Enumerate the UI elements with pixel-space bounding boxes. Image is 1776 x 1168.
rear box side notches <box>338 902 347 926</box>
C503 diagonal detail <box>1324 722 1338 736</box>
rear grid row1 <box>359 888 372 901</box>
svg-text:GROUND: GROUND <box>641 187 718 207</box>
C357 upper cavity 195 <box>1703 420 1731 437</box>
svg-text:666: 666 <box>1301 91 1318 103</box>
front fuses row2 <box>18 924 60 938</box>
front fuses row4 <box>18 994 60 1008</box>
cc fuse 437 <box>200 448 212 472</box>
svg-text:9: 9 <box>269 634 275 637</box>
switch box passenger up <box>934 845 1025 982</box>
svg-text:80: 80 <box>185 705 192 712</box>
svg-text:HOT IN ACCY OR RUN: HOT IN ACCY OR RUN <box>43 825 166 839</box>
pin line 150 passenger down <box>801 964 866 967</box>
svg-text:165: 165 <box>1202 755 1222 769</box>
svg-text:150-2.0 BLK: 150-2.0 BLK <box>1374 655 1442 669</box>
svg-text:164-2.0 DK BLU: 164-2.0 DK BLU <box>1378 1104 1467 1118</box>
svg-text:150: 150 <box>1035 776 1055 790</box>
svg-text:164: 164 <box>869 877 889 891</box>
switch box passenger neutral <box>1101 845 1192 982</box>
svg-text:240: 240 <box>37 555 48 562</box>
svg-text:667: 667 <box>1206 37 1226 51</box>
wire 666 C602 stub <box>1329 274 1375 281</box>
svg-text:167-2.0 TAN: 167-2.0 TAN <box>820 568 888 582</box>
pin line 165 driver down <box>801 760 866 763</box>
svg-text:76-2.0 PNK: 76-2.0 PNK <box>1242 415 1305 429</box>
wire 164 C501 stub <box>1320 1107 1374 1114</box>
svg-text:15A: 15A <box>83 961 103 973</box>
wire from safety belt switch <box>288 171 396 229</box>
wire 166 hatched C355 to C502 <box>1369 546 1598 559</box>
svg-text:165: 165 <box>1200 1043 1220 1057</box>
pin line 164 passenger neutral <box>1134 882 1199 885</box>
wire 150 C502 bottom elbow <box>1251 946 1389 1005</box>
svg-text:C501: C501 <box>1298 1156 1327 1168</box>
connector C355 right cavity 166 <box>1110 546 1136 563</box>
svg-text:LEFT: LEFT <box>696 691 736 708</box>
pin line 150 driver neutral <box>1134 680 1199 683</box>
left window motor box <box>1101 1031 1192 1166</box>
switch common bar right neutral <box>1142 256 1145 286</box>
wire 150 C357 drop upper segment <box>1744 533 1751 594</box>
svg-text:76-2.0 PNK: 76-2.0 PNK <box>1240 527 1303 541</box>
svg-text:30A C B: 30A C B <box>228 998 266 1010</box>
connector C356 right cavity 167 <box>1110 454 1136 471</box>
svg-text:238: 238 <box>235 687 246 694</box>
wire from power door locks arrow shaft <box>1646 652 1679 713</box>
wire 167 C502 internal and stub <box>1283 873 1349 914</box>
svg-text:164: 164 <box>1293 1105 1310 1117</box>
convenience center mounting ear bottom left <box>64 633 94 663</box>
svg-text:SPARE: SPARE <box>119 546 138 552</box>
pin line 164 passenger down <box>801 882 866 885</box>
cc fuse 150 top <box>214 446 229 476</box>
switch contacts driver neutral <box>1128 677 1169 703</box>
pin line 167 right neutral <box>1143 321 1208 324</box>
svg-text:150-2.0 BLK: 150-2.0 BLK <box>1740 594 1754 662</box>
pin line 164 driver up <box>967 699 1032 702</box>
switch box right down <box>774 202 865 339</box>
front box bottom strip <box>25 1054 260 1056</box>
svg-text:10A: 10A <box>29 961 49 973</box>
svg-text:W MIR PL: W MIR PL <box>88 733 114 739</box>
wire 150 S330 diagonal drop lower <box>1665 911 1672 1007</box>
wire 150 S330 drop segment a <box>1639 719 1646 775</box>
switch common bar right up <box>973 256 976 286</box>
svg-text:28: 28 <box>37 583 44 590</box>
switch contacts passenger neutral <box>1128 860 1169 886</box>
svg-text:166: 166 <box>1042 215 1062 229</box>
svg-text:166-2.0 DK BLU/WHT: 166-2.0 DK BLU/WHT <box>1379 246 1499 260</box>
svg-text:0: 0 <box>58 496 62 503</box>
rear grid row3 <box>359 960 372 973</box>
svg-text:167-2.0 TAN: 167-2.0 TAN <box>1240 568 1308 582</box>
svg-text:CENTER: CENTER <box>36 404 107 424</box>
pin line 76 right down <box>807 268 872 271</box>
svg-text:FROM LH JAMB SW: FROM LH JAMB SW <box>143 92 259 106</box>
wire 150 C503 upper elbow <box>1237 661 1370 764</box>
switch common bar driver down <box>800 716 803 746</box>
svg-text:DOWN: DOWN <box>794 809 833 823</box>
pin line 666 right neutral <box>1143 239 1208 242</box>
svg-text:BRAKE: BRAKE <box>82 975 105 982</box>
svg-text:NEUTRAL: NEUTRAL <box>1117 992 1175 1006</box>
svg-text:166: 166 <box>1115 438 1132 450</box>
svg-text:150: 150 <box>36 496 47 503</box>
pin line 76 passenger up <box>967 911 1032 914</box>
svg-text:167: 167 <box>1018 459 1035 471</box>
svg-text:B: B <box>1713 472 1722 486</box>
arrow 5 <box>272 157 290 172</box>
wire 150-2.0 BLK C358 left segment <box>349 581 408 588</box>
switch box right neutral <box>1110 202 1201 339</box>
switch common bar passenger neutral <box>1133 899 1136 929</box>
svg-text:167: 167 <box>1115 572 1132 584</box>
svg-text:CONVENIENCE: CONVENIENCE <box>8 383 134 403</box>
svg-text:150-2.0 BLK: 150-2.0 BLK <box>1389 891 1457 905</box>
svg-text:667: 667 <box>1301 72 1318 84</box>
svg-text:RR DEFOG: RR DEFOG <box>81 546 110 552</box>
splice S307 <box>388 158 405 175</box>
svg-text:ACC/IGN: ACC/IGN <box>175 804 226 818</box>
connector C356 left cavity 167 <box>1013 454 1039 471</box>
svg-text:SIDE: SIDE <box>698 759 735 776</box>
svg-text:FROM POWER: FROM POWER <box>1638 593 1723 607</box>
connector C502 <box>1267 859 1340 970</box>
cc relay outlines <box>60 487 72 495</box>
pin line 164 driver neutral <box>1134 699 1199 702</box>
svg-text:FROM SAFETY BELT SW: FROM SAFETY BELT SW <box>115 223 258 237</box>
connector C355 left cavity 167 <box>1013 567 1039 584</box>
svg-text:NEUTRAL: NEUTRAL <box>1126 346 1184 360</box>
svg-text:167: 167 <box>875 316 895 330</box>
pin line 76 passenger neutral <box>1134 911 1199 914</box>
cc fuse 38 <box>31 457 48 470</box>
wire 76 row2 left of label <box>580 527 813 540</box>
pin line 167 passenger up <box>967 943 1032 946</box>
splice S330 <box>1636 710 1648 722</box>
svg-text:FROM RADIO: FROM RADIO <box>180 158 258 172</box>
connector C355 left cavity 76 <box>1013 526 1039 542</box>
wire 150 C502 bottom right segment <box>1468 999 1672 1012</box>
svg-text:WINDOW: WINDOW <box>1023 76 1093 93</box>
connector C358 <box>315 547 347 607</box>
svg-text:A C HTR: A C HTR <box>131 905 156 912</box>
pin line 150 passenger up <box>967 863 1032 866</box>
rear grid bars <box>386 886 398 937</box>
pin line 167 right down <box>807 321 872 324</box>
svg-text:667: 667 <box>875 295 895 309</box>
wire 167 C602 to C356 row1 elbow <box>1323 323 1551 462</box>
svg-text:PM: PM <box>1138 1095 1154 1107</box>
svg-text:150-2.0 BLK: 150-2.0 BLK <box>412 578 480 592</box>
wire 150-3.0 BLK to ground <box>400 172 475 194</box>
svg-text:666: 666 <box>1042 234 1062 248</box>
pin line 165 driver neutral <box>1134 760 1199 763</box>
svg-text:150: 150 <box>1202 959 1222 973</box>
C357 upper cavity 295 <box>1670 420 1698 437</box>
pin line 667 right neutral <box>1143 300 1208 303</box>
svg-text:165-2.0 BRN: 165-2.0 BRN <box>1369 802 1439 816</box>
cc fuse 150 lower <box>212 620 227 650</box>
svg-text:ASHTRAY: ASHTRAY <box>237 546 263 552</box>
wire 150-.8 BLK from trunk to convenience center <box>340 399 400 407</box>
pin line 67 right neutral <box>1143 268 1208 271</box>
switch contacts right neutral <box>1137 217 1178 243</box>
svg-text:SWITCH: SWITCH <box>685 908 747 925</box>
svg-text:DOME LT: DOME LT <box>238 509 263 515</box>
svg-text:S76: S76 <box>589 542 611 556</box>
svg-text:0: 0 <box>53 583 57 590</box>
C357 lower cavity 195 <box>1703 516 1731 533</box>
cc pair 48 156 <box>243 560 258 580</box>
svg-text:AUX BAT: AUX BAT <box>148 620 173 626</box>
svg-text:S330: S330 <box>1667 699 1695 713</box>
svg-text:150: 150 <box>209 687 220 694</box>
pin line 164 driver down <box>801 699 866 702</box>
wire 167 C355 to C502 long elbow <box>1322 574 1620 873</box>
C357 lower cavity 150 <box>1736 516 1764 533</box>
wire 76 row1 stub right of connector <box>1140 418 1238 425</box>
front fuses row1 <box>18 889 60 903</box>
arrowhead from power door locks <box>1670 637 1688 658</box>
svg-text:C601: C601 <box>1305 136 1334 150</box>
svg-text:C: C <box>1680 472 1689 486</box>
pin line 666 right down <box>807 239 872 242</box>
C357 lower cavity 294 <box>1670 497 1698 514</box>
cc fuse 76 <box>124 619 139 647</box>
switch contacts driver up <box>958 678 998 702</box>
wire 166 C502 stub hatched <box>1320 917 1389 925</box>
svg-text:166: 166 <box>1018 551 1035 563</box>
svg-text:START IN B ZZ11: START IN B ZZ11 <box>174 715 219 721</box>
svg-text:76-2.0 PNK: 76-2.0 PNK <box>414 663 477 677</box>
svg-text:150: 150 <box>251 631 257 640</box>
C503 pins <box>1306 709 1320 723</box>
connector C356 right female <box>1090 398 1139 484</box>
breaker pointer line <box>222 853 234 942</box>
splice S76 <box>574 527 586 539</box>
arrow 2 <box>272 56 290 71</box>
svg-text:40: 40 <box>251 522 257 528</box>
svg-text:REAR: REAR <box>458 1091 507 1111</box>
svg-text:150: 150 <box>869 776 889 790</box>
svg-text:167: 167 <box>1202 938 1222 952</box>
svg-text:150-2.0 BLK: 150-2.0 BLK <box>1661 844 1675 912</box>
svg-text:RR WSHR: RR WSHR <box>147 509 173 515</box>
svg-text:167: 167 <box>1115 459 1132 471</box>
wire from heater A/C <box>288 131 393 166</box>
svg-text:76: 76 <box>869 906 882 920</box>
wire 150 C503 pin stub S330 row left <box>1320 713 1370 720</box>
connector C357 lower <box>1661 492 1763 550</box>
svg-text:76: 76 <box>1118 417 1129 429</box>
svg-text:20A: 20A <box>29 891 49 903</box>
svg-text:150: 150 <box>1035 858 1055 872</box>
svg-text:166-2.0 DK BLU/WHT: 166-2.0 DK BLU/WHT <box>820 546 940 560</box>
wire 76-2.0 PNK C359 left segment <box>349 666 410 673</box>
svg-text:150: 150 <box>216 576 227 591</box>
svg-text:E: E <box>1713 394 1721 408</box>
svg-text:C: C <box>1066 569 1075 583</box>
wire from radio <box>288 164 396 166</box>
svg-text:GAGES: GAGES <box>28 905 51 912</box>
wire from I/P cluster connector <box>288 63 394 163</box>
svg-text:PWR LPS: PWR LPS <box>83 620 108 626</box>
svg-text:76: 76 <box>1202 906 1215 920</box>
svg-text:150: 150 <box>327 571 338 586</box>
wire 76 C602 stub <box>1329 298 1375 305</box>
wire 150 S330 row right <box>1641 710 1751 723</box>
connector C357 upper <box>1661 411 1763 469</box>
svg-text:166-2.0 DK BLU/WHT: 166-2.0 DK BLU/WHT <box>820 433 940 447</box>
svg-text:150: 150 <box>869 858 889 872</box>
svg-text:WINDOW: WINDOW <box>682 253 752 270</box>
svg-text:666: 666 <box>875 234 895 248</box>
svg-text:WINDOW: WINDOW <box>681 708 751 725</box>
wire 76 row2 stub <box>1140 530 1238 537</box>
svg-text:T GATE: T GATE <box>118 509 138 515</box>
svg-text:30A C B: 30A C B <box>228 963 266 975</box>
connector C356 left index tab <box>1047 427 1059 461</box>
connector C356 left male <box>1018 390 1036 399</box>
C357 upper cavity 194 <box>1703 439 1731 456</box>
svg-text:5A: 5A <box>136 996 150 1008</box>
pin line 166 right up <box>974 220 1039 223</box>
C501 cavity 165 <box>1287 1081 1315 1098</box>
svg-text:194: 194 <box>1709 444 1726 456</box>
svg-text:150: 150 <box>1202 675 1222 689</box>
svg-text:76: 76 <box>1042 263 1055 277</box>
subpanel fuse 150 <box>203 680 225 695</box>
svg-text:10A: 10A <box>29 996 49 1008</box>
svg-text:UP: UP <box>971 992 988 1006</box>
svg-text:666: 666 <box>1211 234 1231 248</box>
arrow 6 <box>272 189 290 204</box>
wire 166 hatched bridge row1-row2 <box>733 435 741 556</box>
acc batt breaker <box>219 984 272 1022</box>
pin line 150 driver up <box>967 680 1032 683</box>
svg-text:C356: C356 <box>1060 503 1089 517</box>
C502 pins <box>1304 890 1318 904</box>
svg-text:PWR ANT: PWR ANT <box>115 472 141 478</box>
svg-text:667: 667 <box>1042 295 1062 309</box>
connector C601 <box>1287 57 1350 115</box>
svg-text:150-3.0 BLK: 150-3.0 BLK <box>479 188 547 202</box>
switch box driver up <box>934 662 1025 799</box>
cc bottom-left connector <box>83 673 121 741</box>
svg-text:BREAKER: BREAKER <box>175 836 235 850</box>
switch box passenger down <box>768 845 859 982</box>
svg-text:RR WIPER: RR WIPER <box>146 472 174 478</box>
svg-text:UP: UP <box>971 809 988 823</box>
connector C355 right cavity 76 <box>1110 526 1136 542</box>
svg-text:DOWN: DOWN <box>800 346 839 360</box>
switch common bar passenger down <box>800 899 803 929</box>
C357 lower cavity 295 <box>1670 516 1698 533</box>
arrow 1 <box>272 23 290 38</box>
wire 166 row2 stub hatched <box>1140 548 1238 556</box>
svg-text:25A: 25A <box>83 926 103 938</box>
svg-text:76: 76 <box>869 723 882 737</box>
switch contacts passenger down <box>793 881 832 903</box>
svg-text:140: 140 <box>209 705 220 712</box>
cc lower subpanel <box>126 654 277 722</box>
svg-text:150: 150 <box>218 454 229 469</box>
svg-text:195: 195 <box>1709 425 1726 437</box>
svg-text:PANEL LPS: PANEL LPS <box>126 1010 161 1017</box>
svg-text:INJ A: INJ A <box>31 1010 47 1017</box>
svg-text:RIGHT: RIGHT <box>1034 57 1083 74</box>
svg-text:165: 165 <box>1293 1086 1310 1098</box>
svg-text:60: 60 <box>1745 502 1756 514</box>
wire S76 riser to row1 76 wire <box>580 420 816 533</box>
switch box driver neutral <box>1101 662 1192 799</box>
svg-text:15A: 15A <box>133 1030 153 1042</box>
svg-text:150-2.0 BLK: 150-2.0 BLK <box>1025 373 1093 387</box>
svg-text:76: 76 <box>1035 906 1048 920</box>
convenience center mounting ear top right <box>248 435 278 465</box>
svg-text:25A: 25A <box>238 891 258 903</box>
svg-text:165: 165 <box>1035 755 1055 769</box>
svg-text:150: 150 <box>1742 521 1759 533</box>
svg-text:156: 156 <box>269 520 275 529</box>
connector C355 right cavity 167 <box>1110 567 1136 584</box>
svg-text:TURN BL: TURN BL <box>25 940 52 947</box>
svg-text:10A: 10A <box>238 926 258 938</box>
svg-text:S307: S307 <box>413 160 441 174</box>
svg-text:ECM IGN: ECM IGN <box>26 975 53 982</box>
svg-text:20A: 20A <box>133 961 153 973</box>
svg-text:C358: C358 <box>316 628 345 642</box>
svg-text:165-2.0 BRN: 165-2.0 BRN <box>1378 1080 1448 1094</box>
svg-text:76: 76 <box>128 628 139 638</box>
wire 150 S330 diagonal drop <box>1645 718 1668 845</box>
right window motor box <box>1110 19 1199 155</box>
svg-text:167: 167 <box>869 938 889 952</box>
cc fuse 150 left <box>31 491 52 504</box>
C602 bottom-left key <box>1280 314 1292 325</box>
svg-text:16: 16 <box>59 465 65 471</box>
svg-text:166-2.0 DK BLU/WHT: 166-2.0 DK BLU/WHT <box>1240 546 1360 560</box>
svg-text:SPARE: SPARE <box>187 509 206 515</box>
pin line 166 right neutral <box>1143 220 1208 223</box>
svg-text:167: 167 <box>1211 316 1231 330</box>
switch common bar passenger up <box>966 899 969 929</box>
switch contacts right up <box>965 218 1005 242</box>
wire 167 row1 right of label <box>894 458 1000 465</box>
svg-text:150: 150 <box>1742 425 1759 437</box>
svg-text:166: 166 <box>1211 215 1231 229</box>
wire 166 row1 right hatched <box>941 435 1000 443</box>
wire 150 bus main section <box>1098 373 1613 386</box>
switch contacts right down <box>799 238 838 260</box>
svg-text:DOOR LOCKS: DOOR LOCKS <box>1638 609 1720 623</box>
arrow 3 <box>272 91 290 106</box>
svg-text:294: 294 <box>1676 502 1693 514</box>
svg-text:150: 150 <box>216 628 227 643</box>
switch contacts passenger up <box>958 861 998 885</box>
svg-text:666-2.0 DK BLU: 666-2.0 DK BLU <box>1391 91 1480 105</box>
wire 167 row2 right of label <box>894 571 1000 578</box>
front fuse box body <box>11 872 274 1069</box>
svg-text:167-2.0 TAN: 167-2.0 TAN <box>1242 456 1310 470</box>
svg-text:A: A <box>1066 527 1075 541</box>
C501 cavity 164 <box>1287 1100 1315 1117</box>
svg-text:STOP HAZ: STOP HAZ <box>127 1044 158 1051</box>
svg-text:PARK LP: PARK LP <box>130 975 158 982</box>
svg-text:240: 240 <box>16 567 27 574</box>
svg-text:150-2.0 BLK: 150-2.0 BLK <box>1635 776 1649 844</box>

:: Directions for this task ::
Update the part of the material that runs from its start through the line containing "connector C355 right cavity 166", replacing "passenger" with "right" and leaving everything else unchanged.

:: Answer for this exercise ::
Enumerate the UI elements with pixel-space bounding boxes. Image is 1776 x 1168.
rear box side notches <box>338 902 347 926</box>
C503 diagonal detail <box>1324 722 1338 736</box>
rear grid row1 <box>359 888 372 901</box>
svg-text:GROUND: GROUND <box>641 187 718 207</box>
C357 upper cavity 195 <box>1703 420 1731 437</box>
svg-text:666: 666 <box>1301 91 1318 103</box>
front fuses row2 <box>18 924 60 938</box>
front fuses row4 <box>18 994 60 1008</box>
cc fuse 437 <box>200 448 212 472</box>
svg-text:9: 9 <box>269 634 275 637</box>
switch box right up <box>934 845 1025 982</box>
svg-text:80: 80 <box>185 705 192 712</box>
svg-text:HOT IN ACCY OR RUN: HOT IN ACCY OR RUN <box>43 825 166 839</box>
pin line 150 right down <box>801 964 866 967</box>
svg-text:165: 165 <box>1202 755 1222 769</box>
svg-text:150-2.0 BLK: 150-2.0 BLK <box>1374 655 1442 669</box>
svg-text:164-2.0 DK BLU: 164-2.0 DK BLU <box>1378 1104 1467 1118</box>
svg-text:150: 150 <box>1035 776 1055 790</box>
svg-text:164: 164 <box>869 877 889 891</box>
switch box right neutral <box>1101 845 1192 982</box>
svg-text:240: 240 <box>37 555 48 562</box>
svg-text:667: 667 <box>1206 37 1226 51</box>
wire 666 C602 stub <box>1329 274 1375 281</box>
svg-text:167-2.0 TAN: 167-2.0 TAN <box>820 568 888 582</box>
pin line 165 driver down <box>801 760 866 763</box>
svg-text:76-2.0 PNK: 76-2.0 PNK <box>1242 415 1305 429</box>
wire 164 C501 stub <box>1320 1107 1374 1114</box>
svg-text:15A: 15A <box>83 961 103 973</box>
wire from safety belt switch <box>288 171 396 229</box>
wire 166 hatched C355 to C502 <box>1369 546 1598 559</box>
svg-text:165: 165 <box>1200 1043 1220 1057</box>
pin line 164 right neutral <box>1134 882 1199 885</box>
wire 150 C502 bottom elbow <box>1251 946 1389 1005</box>
svg-text:C501: C501 <box>1298 1156 1327 1168</box>
connector C355 right cavity 166 <box>1110 546 1136 563</box>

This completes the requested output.